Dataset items
^^^^
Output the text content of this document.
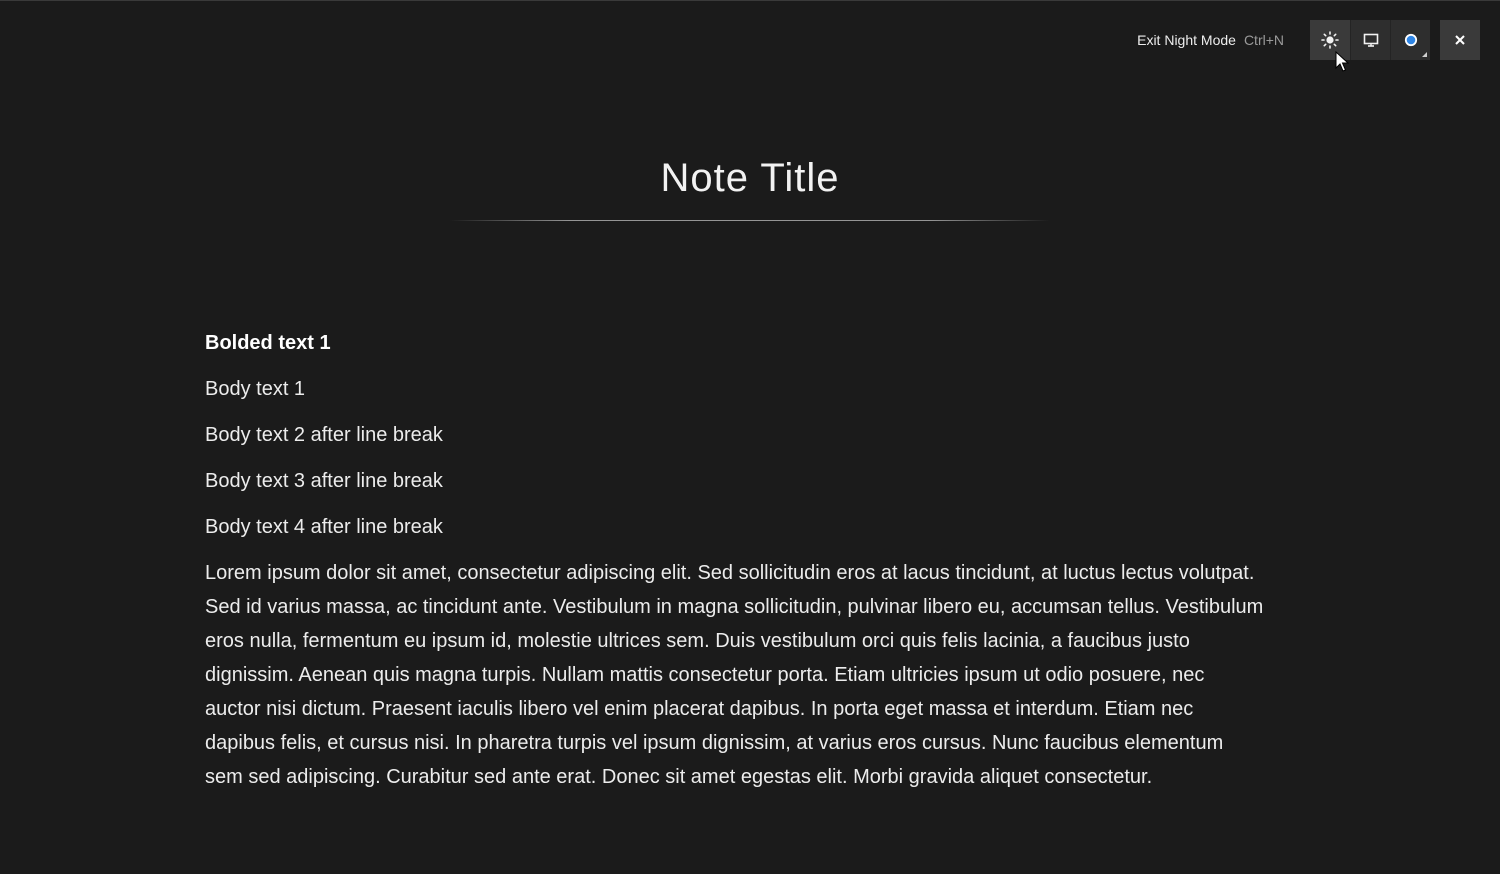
Exit Night Mode Ctrl+N
Note Title

Bolded text 1

Body text 1

Body text 2 after line break

Body text 3 after line break

Body text 4 after line break

Lorem ipsum dolor sit amet, consectetur adipiscing elit. Sed sollicitudin eros at lacus tincidunt, at luctus lectus volutpat. Sed id varius massa, ac tincidunt ante. Vestibulum in magna sollicitudin, pulvinar libero eu, accumsan tellus. Vestibulum eros nulla, fermentum eu ipsum id, molestie ultrices sem. Duis vestibulum orci quis felis lacinia, a faucibus justo dignissim. Aenean quis magna turpis. Nullam mattis consectetur porta. Etiam ultricies ipsum ut odio posuere, nec auctor nisi dictum. Praesent iaculis libero vel enim placerat dapibus. In porta eget massa et interdum. Etiam nec dapibus felis, et cursus nisi. In pharetra turpis vel ipsum dignissim, at varius eros cursus. Nunc faucibus elementum sem sed adipiscing. Curabitur sed ante erat. Donec sit amet egestas elit. Morbi gravida aliquet consectetur.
^^^^
Copy every line in the records above that contains the word "after".

Body text 2 after line break
Body text 3 after line break
Body text 4 after line break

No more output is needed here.